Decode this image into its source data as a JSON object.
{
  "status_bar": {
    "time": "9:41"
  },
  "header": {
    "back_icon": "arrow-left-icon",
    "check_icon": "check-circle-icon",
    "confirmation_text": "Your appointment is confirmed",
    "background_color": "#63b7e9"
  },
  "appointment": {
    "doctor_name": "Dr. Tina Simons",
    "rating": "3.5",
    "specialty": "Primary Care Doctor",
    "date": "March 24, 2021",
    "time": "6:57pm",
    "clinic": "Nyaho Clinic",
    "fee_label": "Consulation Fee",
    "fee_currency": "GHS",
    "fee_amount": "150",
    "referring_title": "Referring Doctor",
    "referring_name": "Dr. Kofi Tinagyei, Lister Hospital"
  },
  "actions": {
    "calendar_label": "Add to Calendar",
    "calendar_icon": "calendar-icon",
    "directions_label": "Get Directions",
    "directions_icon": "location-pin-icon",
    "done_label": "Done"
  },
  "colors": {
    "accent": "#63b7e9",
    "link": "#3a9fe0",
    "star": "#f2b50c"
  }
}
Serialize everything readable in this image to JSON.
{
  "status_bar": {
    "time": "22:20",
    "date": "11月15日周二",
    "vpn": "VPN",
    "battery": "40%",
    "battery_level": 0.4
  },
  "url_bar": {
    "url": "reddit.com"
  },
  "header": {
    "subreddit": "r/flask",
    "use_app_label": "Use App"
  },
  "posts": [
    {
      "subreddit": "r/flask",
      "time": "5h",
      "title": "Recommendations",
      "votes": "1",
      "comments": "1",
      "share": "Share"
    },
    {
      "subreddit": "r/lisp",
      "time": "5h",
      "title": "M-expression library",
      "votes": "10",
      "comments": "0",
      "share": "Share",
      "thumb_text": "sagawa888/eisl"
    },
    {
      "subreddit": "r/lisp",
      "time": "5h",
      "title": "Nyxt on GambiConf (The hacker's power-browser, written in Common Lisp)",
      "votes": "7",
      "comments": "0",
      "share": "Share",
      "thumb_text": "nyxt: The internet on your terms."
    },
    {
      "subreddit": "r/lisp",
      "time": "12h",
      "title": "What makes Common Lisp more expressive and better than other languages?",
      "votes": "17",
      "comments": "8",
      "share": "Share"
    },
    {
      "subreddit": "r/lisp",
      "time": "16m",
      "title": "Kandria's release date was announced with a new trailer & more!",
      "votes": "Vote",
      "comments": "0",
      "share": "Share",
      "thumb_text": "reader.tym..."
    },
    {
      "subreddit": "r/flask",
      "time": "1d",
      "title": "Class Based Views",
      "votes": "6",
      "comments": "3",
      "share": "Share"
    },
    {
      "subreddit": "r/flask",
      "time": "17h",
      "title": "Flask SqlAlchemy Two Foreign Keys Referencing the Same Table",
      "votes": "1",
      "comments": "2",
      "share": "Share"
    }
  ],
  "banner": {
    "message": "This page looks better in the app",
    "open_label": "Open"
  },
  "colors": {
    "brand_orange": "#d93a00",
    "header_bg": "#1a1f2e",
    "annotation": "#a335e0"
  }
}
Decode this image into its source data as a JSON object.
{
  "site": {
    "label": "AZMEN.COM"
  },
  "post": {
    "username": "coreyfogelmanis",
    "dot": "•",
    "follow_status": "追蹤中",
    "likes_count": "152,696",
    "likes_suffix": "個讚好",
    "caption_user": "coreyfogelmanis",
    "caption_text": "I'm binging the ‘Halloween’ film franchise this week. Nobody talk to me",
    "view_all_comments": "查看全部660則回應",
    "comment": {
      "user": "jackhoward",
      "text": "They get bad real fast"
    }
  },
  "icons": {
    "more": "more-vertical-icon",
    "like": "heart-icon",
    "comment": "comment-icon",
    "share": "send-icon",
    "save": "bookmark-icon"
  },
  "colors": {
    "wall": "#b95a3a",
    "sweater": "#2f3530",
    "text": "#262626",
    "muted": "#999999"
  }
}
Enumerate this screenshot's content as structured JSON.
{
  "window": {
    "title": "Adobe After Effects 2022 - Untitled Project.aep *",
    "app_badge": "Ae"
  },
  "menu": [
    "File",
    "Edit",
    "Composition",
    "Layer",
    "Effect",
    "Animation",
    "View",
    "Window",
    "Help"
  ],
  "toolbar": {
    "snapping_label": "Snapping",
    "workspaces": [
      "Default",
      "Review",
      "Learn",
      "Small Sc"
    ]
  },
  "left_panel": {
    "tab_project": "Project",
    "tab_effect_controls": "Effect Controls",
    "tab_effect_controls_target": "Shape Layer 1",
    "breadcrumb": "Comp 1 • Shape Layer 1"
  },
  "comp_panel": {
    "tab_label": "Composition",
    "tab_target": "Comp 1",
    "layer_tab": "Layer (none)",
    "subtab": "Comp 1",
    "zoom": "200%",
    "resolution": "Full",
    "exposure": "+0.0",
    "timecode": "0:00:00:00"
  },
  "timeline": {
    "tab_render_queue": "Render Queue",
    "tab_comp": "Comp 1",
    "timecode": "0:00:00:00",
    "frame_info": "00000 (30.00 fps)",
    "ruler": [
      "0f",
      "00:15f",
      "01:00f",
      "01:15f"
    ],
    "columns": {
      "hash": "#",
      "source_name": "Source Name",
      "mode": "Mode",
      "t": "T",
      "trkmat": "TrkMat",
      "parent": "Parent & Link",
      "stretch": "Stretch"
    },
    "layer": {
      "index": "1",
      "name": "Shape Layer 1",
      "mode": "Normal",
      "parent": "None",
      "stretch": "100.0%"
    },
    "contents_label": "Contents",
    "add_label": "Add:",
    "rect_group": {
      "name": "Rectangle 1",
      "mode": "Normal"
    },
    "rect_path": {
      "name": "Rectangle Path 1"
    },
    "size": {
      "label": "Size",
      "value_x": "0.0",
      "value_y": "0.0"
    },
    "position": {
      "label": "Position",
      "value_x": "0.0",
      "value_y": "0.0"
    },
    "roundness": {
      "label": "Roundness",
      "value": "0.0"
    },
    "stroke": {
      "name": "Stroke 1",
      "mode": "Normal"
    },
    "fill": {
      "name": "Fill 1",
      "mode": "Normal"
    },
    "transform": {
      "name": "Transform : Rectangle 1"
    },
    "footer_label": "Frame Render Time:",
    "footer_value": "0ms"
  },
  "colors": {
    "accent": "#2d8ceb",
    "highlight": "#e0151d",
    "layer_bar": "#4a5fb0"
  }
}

Exercise brief
Search the data for the string "coreyfogelmanis" and copy each line where it appears.

Problem solution
    "username": "coreyfogelmanis",
    "caption_user": "coreyfogelmanis",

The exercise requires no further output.